Provided information:

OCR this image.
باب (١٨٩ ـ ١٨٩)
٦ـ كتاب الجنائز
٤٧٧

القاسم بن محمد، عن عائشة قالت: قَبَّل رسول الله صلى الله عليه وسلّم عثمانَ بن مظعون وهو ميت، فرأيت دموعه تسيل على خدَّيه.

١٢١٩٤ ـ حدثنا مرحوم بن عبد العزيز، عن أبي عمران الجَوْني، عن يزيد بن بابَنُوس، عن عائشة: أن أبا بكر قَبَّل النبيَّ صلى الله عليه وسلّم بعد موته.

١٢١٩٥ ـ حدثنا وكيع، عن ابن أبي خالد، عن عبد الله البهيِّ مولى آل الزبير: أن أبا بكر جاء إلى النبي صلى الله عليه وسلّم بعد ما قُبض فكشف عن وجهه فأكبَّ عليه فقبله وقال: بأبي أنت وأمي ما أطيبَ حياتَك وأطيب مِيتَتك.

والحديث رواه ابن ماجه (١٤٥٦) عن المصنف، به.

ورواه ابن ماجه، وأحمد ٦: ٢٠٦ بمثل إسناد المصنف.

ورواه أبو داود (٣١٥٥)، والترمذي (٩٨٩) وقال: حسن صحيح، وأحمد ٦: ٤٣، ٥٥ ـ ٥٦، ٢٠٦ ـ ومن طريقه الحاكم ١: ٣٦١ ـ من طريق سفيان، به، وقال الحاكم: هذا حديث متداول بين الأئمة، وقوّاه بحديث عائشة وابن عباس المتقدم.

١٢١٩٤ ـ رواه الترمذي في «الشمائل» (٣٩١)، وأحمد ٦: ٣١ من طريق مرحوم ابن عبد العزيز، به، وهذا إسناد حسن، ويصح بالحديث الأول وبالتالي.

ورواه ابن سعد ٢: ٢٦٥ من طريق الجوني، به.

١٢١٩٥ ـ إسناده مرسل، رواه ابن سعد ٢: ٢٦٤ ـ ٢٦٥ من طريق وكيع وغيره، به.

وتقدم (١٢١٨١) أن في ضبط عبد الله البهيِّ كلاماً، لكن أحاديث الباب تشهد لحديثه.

Exercise goal:
Look through the material above and pick out each line holding the word "البهي".

Exercise solution:
١٢١٩٥ ـ حدثنا وكيع، عن ابن أبي خالد، عن عبد الله البهيِّ مولى آل الزبير: أن أبا بكر جاء إلى النبي صلى الله عليه وسلّم بعد ما قُبض فكشف عن وجهه فأكبَّ عليه فقبله وقال: بأبي أنت وأمي ما أطيبَ حياتَك وأطيب مِيتَتك.
وتقدم (١٢١٨١) أن في ضبط عبد الله البهيِّ كلاماً، لكن أحاديث الباب تشهد لحديثه.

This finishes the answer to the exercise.